#### WORK INSTRUCTIONS:
1) Translate this sentence from the DOS security excerpt into Spanish: "It is possible to achieve high levels of security through integrity checking and behavior(al) control."
2) Write the next part of the account of the ARF Utilities and DOS security, starting after its final sentence.
[EXCERPT — start]
It is possible to achieve high levels of security through integrity checking and behavior(al) control. It just costs a bit in performance and memory. And if you write something in very tight C, it's not going to be large.
I may have mentioned this here before; if so, I apologize. But a million years ago, back when MS DOS 5 came out, a friend and I developed something called the ARF Utilities. (To my endless amusement, you can still find it in a Google.) Our approach was integrity and behavior blocking.
One reason why DOS was so vulnerable at the time was because Microsoft kept rebuilding and reusing the same code. The entry point to the DOS kernel (the old INT21h interface) didn't change from DOS 5 through 6.22. Our integrity blocker did a simple search to find that in memory, then *patched* DOS to send all calls through the behavior blocker, which was resident in memory. We also hooked and examined a bunch of other stuff inside the kernel (including the INT 21h interface and the SHARE hooks -- the latter was a terrible security vulnerability and only the appearance of Windows 95, and the rapid demise of DOS, kept it from being exploiting widely and wildly.) The blocker was written in assembler and could fit in about 2K of memory, as I recall.
[EXCERPT — finish]
[GIVEN INFORMATION — start]
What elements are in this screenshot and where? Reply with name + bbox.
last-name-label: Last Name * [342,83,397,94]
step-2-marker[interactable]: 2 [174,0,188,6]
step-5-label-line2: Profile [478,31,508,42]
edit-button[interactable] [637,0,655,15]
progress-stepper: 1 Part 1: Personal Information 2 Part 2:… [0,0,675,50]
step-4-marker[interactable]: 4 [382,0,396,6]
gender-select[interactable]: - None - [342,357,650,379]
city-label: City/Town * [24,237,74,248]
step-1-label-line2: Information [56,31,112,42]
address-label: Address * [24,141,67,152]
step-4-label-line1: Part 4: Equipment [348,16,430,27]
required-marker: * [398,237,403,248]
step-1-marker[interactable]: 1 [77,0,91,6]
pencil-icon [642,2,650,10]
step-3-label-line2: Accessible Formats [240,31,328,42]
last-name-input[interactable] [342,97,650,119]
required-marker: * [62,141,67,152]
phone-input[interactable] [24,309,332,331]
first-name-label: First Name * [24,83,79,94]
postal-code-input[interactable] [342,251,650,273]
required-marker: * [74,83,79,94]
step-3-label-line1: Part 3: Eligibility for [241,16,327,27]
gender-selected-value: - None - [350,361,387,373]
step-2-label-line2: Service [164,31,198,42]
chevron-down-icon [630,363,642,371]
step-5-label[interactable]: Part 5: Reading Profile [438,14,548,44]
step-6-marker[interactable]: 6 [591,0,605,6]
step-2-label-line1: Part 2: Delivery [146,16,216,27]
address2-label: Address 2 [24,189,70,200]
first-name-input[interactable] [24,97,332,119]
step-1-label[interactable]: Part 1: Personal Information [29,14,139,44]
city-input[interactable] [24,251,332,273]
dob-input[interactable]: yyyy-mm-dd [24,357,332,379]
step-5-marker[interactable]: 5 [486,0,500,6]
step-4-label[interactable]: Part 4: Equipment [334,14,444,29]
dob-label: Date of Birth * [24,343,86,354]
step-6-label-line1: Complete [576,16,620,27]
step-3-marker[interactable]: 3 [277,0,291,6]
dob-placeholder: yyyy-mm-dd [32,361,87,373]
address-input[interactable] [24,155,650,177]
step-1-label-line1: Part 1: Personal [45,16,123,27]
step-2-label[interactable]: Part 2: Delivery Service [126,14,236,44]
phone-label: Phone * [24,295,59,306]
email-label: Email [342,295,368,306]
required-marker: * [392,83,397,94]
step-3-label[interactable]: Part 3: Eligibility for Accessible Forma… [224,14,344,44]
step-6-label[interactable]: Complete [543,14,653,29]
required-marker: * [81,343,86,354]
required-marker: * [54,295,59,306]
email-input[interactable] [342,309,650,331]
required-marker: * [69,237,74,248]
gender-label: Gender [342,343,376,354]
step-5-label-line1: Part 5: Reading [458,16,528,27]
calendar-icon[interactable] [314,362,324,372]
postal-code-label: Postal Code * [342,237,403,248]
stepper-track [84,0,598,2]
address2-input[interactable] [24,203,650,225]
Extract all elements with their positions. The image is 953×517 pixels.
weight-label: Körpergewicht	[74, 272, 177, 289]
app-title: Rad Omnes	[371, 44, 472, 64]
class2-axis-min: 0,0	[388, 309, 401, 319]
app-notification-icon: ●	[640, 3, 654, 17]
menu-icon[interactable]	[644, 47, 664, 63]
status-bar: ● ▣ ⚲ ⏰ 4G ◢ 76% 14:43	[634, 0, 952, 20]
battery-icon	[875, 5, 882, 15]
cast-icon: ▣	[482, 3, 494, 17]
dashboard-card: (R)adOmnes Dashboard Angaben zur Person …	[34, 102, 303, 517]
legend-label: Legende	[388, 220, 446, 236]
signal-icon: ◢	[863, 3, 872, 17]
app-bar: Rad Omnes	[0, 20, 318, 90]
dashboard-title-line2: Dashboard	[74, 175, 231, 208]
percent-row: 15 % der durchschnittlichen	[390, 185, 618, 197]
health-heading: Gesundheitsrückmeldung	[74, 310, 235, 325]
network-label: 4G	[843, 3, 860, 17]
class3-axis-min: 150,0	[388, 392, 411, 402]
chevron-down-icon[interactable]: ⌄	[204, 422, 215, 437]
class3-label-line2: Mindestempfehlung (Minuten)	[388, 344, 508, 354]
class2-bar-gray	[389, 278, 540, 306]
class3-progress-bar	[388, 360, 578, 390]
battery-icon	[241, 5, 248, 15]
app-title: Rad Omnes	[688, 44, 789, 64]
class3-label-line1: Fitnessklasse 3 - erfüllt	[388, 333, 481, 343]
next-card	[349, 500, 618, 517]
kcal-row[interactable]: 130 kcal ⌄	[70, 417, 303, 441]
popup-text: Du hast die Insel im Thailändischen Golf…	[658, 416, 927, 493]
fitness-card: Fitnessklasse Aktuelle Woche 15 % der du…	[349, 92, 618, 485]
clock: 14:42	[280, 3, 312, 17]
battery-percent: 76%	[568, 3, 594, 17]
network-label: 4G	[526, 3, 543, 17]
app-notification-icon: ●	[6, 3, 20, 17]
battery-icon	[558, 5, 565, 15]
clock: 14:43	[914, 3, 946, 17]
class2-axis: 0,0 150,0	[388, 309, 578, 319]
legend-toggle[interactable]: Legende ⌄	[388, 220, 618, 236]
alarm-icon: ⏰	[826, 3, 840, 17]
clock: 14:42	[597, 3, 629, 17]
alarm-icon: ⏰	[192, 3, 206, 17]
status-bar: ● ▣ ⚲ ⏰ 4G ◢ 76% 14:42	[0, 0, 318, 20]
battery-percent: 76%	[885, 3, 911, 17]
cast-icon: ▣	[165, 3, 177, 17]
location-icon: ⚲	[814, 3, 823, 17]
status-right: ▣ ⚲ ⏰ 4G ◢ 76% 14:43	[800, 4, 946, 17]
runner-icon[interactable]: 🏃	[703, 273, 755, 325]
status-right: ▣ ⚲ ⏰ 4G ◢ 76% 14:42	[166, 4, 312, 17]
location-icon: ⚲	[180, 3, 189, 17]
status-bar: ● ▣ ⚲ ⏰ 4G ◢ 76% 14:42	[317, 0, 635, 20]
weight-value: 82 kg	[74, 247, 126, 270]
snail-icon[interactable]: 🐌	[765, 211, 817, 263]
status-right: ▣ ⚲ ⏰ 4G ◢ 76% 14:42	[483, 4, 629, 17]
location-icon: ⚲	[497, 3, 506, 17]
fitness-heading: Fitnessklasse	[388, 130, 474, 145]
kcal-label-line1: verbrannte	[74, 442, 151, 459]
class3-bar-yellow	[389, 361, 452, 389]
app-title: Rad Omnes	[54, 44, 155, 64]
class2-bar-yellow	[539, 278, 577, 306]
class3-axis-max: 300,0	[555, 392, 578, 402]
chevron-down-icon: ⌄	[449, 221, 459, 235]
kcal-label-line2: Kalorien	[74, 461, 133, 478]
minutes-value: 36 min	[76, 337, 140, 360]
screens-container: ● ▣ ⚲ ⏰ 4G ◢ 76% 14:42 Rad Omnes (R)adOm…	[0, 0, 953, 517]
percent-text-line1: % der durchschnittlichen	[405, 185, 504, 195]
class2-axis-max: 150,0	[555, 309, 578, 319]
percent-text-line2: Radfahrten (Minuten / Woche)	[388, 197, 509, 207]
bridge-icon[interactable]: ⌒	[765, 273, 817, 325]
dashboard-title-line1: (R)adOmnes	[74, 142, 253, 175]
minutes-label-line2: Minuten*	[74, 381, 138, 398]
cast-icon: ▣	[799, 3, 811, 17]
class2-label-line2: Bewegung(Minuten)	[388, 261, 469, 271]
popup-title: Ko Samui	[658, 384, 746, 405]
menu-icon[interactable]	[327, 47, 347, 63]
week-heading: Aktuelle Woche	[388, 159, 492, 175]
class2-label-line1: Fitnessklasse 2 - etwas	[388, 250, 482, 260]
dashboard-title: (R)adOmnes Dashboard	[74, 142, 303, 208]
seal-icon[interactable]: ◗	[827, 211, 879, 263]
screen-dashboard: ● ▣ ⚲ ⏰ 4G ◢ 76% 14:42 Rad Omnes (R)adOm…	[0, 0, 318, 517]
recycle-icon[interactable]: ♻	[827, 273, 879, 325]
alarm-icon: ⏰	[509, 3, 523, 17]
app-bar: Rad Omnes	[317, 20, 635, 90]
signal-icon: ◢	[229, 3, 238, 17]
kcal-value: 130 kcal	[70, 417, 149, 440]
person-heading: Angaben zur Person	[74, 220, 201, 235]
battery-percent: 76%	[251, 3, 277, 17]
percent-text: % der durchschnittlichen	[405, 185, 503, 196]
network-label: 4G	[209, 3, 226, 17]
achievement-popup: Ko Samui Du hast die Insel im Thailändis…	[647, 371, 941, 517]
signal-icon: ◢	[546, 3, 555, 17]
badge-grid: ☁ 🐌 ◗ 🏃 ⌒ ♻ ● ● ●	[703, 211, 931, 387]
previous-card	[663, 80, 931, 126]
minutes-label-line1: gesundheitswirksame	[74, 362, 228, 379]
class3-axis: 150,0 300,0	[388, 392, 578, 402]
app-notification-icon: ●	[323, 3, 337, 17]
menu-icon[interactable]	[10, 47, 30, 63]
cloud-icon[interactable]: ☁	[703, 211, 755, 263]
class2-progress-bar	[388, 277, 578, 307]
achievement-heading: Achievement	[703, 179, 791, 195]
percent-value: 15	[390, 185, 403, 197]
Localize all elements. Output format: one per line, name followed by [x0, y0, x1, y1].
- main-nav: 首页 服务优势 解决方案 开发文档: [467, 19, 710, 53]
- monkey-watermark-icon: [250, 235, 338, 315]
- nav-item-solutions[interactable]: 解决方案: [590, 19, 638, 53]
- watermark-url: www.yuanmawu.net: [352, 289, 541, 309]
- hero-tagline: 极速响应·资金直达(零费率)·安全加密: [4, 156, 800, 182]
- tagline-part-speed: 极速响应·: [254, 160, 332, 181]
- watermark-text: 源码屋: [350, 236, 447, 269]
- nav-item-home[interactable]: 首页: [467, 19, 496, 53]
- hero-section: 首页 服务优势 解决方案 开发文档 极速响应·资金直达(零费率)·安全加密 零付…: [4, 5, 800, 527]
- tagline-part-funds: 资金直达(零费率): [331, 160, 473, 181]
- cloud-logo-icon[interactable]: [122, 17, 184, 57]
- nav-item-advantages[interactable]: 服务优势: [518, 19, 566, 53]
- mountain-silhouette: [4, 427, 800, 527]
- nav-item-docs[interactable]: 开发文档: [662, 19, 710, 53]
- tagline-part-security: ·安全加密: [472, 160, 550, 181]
[GIVEN INFORMATION — finish]
#### RESPONSES BY ITEM NUMBER:
1) Es posible lograr altos niveles de seguridad mediante la verificación de integridad y el control del comportamiento.

2)
It also checked itself, and the integrity of an executed program's file, at startup, and each time a program was terminated. By "check," I mean it literally scanned its own code in memory, compared random CRCs taken of different blocks to generated values stored earlier and would instantly warn if DOS, the terminating program or itself had been tampered with. (You don't just do one "checksum" of a fixed length; you do different blocks, chosen at random, generated on the fly at system startup.)
We couldn't find a virus that could get around it. The worst we ever experienced was a hang that required a hard reboot. But the system wasn't altered. And yet, the Official Anti-Virus Community (which, at the time, was BIG business) rejected our approach, called us interlopers and marginalized us. Everyone back then wanted scanners, scanners, scanners. All of the tests were on scanners.
In sum: I have no idea if this particular company's code is snake oil or the Real Deal(tm). But don't just dismiss them. If you think outside the box, it is possible to find better ways to do something.
Just my opinion and worth every penny of what you paid for it. :)
Cogito, igitur comedam pizza.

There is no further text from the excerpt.